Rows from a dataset
+--
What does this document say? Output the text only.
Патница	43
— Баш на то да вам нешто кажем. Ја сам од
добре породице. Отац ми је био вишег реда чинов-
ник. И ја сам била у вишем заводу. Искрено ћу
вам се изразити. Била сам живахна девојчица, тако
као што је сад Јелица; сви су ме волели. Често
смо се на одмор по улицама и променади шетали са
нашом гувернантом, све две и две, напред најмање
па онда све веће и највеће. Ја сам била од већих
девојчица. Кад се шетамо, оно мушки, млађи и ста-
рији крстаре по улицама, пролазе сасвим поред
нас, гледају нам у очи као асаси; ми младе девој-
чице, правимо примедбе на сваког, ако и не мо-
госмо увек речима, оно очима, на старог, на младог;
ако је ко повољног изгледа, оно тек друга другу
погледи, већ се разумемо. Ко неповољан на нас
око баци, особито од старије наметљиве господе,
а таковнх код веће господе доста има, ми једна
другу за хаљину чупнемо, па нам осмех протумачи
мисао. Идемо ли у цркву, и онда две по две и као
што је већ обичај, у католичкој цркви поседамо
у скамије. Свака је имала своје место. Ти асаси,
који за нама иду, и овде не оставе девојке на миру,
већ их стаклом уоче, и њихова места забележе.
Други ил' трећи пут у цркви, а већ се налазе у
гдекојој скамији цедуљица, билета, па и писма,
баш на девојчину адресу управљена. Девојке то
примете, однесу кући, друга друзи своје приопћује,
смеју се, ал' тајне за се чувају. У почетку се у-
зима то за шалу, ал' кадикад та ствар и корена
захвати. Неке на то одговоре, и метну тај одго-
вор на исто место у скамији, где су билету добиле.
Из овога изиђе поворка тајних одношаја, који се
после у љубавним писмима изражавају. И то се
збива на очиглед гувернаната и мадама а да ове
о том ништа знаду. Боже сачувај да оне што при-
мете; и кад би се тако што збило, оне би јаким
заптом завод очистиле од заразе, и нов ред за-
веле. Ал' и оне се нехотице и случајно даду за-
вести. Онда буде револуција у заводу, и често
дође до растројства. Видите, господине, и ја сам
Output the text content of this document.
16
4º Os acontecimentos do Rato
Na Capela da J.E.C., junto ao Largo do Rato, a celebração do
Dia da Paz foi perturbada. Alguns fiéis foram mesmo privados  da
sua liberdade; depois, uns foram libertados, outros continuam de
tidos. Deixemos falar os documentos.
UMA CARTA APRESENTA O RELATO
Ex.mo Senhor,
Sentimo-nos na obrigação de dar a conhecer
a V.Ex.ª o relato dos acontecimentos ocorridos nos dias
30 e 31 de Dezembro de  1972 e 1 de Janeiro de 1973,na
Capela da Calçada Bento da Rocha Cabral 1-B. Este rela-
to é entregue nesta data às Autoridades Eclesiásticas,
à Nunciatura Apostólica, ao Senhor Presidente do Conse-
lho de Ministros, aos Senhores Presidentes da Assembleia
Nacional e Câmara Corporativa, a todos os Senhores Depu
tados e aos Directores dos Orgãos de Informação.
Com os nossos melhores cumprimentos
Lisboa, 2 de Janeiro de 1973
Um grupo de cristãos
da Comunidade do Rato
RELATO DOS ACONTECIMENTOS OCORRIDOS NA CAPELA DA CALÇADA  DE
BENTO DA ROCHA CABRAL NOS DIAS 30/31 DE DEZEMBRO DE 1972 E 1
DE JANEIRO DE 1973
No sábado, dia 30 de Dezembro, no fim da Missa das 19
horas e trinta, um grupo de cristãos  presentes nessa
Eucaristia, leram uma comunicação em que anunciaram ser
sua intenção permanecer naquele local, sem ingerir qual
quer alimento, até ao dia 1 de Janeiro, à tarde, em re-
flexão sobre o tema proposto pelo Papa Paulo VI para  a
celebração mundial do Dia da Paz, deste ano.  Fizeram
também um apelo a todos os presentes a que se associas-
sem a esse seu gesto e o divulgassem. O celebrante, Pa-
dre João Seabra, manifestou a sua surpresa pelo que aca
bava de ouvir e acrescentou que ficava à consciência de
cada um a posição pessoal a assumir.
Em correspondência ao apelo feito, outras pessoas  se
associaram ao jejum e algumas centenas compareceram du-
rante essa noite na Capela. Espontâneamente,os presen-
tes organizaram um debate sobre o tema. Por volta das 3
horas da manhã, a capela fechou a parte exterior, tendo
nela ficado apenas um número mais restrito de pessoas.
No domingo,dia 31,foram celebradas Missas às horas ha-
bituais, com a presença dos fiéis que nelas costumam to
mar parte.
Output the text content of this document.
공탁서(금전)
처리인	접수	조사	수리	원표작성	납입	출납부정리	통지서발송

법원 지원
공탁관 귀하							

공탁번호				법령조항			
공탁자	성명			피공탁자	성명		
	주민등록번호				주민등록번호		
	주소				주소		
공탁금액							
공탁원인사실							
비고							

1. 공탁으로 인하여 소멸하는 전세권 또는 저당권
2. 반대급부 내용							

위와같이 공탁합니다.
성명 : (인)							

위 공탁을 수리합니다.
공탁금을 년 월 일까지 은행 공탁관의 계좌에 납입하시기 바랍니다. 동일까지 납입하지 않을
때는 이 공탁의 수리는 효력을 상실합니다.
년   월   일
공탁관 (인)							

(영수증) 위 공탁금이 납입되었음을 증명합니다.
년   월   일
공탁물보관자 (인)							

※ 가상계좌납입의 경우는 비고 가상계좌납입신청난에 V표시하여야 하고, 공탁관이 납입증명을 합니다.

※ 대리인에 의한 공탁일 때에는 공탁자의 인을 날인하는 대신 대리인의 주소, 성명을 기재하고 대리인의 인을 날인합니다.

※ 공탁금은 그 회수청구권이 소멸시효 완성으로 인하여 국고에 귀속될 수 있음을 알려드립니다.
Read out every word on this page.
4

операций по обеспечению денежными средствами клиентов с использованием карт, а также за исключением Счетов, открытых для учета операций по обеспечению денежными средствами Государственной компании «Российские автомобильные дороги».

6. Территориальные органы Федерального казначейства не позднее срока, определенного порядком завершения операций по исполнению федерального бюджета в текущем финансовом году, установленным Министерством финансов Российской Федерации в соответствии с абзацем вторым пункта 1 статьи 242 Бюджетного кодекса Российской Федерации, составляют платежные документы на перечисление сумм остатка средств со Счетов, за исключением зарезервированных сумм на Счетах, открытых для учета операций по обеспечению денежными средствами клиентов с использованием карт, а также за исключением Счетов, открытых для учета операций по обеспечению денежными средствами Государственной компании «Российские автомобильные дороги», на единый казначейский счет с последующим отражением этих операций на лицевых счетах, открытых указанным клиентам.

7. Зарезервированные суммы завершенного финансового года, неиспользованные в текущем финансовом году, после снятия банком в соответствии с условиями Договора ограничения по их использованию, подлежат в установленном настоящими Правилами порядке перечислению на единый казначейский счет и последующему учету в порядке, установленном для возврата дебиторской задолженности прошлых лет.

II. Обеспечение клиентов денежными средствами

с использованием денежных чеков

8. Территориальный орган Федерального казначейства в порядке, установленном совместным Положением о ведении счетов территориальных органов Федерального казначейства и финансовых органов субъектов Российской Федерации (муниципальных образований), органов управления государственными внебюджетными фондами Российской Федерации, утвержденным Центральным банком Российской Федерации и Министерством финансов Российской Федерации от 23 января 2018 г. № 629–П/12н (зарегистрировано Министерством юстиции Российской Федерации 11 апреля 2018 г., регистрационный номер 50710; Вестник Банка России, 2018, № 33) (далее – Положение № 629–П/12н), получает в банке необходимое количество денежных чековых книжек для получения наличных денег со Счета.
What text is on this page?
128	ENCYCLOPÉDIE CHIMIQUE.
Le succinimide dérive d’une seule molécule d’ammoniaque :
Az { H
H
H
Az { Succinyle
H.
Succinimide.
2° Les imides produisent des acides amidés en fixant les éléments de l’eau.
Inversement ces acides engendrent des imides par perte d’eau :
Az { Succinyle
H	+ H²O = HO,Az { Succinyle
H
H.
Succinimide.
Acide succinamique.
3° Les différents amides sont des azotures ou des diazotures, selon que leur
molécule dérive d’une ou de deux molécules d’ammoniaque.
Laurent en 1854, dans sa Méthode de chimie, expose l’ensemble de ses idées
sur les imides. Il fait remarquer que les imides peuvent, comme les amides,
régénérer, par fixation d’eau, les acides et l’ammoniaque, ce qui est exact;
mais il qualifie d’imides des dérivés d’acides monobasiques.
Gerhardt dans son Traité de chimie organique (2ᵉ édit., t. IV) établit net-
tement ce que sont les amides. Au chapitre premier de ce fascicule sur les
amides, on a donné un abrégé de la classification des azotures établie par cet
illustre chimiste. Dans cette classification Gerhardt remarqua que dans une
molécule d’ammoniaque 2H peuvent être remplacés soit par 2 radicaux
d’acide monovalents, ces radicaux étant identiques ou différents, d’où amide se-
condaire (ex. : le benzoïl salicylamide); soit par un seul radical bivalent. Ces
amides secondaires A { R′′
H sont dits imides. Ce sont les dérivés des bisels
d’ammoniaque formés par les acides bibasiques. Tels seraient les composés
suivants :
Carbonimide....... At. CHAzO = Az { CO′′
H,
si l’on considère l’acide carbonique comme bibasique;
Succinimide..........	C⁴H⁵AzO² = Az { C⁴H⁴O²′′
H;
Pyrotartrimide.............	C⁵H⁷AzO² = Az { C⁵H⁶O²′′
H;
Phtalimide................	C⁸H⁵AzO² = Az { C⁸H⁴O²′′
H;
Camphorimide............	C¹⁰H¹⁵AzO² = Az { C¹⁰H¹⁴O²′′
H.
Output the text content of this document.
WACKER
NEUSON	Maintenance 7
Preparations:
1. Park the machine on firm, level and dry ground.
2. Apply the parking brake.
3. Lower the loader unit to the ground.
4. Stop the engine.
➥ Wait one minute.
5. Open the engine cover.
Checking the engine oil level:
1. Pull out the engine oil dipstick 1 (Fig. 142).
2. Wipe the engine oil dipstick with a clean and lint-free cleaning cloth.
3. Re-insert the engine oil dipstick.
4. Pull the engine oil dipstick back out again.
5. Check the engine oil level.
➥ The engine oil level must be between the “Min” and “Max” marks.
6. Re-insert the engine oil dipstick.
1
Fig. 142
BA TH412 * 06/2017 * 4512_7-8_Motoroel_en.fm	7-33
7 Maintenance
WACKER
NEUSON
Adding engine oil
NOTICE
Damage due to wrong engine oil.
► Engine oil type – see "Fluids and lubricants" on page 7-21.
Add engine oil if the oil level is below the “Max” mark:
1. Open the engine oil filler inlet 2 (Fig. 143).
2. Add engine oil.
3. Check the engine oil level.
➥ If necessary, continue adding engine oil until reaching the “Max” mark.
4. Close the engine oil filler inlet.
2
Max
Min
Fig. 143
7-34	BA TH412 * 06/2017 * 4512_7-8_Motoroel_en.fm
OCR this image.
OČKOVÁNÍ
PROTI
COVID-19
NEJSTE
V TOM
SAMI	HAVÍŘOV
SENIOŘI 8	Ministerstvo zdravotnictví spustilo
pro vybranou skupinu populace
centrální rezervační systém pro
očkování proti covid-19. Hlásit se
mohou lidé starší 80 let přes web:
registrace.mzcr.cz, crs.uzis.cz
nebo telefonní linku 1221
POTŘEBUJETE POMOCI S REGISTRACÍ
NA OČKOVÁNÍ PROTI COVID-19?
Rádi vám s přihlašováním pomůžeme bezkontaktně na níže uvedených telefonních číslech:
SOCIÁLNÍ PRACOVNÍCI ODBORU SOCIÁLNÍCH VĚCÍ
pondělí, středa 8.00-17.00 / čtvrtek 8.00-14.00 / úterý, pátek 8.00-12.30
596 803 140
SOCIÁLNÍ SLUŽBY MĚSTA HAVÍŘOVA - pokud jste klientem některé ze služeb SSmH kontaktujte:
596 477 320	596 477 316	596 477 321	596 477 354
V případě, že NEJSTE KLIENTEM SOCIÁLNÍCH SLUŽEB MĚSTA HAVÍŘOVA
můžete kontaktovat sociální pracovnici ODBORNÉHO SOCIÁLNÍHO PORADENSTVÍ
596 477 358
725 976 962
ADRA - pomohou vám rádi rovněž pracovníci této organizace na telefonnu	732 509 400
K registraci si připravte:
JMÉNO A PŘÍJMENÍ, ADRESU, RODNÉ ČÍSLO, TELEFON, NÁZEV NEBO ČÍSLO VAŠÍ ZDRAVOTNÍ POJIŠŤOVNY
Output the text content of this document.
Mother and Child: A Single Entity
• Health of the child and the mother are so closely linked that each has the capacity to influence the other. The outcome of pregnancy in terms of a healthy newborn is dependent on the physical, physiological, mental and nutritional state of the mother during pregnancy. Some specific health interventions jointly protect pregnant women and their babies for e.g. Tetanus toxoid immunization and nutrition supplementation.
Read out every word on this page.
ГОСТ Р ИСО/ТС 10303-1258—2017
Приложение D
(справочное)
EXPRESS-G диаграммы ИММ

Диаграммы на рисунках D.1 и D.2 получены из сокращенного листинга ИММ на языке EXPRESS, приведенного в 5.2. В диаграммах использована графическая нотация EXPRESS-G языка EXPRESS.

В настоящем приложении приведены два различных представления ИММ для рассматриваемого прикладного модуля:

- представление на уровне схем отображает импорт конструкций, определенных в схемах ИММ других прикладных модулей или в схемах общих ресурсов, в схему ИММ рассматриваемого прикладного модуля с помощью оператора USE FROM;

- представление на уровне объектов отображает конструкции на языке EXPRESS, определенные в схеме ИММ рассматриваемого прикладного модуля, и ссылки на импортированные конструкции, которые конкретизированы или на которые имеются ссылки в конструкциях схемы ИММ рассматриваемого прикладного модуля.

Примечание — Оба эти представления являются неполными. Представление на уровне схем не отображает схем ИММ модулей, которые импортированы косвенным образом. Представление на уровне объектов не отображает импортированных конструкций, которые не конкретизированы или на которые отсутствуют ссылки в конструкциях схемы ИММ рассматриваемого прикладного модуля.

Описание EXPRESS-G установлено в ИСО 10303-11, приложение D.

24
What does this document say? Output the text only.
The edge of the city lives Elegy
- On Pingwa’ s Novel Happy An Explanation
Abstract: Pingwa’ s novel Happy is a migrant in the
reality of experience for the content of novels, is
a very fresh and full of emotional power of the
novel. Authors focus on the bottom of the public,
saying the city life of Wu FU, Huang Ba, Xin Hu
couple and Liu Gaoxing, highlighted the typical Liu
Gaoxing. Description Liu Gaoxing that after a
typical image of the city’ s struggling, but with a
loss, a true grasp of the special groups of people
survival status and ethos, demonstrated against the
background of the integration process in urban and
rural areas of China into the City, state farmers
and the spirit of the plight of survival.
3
+--
WHAT NEEDS TO BE DONE ▸ In the data above, count the lines where the word "mais" appears; reply with the number only.

WRITTEN RESPONSE ▸ 2